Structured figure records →
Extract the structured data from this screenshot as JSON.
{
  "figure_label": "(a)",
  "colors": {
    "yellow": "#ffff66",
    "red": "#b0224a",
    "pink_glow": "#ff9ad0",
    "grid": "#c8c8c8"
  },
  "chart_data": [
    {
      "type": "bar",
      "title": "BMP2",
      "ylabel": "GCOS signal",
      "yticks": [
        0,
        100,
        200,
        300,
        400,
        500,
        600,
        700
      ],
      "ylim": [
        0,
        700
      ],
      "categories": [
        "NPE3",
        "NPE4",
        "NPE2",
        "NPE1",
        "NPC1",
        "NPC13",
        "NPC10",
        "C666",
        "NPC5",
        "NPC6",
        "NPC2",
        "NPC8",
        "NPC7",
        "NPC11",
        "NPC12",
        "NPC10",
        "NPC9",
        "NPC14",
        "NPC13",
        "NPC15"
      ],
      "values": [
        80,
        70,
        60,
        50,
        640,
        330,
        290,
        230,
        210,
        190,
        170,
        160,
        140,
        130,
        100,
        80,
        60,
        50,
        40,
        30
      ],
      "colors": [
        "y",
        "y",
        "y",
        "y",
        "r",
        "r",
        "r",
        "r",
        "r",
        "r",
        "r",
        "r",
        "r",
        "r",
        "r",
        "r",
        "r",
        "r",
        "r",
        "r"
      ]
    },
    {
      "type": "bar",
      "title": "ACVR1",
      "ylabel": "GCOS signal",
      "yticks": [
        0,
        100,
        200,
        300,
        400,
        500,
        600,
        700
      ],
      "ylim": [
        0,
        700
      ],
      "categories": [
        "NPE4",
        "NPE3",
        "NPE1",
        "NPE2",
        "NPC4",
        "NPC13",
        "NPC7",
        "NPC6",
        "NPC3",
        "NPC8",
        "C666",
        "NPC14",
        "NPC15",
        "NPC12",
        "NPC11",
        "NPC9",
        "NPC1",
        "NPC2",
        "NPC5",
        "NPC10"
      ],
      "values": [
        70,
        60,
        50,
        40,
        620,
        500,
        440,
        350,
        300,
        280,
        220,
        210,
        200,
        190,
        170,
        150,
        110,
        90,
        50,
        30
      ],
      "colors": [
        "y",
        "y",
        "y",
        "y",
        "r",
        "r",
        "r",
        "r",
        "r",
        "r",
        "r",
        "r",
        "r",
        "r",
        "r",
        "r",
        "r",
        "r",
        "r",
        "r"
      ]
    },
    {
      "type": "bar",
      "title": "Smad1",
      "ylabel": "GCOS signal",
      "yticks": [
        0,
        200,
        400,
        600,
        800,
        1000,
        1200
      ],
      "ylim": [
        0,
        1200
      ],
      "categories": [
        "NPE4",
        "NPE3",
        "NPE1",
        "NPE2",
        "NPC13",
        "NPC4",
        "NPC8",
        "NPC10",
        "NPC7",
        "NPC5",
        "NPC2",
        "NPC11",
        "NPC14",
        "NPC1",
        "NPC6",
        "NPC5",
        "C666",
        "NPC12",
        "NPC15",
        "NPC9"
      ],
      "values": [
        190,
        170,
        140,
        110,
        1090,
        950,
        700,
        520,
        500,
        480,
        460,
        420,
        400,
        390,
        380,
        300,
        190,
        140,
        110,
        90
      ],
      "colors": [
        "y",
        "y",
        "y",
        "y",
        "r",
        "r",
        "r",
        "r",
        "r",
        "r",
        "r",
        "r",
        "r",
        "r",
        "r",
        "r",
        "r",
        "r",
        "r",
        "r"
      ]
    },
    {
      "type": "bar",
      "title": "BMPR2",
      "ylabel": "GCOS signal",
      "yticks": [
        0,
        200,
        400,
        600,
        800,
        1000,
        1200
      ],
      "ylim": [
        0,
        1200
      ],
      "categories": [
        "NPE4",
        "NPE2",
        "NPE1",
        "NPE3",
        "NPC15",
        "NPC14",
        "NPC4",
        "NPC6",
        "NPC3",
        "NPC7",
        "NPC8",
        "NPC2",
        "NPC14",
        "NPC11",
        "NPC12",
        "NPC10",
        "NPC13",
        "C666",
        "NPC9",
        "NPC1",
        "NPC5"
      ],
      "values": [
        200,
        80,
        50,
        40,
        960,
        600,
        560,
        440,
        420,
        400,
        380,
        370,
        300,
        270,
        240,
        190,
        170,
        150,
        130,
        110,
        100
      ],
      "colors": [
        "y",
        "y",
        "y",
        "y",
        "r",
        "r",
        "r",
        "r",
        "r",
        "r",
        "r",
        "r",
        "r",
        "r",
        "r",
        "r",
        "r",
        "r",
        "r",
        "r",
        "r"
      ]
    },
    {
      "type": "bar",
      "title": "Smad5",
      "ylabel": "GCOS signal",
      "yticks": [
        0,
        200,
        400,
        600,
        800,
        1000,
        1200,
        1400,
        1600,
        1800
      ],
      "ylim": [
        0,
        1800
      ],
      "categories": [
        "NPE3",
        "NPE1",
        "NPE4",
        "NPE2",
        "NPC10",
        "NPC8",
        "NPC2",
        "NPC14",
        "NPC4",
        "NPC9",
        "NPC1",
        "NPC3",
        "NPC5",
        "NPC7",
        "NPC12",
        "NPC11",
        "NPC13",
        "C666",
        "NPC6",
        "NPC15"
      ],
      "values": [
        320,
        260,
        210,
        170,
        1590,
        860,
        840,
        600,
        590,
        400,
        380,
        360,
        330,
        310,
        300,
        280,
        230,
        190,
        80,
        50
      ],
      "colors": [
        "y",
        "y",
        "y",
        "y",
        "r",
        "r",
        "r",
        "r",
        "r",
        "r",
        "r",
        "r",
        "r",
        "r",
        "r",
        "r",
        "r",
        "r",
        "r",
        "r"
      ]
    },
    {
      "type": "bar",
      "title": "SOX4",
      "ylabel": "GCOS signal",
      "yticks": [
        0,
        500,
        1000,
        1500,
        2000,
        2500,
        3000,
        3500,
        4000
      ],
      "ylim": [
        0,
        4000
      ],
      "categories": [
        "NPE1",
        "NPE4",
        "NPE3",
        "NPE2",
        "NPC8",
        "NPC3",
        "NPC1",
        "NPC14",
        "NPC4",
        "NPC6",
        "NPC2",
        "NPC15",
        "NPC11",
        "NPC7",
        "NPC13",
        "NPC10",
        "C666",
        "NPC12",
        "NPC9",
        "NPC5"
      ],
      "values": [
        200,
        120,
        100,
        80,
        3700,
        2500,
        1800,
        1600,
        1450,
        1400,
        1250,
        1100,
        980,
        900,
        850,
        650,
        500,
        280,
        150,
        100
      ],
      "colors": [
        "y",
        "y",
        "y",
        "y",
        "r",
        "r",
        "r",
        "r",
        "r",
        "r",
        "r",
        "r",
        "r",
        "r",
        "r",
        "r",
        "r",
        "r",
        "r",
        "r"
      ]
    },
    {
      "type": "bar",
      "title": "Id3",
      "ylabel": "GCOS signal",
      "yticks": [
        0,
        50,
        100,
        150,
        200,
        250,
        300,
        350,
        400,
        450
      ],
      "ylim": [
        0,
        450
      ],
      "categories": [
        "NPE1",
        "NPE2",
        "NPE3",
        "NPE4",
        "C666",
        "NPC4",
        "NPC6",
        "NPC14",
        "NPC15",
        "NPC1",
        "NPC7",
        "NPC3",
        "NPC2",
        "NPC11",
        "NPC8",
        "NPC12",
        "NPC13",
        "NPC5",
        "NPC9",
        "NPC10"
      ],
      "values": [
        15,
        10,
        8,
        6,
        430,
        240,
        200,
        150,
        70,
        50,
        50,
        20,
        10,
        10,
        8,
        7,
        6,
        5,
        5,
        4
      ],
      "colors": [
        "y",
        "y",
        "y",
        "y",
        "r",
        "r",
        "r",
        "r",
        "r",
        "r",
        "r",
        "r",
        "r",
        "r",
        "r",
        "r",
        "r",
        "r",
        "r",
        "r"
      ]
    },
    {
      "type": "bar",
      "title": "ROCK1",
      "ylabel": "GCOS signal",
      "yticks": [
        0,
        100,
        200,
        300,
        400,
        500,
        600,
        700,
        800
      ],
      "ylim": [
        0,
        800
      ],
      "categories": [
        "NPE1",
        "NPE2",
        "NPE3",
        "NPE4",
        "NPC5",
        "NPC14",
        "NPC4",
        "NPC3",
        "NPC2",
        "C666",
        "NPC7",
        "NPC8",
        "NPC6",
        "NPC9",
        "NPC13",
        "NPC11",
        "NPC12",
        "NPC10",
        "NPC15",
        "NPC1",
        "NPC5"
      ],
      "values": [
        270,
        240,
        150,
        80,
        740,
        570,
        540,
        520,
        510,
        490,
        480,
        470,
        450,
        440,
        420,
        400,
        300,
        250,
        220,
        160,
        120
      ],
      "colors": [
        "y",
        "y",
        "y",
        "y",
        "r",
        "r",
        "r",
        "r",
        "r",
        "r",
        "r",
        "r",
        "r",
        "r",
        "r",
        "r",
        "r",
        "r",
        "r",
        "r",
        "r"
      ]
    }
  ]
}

GOAL OF THE EXERCISE → Go through the records above, find every line with the word "title", and list those lines.

FINAL RESULT →
      "title": "BMP2",
      "title": "ACVR1",
      "title": "Smad1",
      "title": "BMPR2",
      "title": "Smad5",
      "title": "SOX4",
      "title": "Id3",
      "title": "ROCK1",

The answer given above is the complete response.